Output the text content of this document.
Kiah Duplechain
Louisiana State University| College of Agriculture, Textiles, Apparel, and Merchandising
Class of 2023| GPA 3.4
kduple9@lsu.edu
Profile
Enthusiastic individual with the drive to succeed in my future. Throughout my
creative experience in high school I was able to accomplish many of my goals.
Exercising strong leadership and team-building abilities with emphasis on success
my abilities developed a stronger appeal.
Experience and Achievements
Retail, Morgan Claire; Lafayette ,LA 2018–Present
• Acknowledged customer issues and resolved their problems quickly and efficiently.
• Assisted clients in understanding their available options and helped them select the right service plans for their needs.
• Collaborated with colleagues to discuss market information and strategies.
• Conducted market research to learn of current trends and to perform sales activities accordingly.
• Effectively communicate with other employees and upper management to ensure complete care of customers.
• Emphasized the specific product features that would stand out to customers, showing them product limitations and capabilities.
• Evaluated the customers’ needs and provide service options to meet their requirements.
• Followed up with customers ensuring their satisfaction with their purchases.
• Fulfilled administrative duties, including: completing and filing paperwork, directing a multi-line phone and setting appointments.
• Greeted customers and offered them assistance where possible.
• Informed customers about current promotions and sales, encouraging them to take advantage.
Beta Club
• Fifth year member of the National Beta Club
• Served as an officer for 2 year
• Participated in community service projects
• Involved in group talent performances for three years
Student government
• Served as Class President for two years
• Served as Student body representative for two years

## STATED EXERCISE
Copy out each line in the listing that has the word "with".

## OUTPUT FOR THIS EXERCISE
Enthusiastic individual with the drive to succeed in my future. Throughout my
Exercising strong leadership and team-building abilities with emphasis on success
• Collaborated with colleagues to discuss market information and strategies.
• Effectively communicate with other employees and upper management to ensure complete care of customers.
• Followed up with customers ensuring their satisfaction with their purchases.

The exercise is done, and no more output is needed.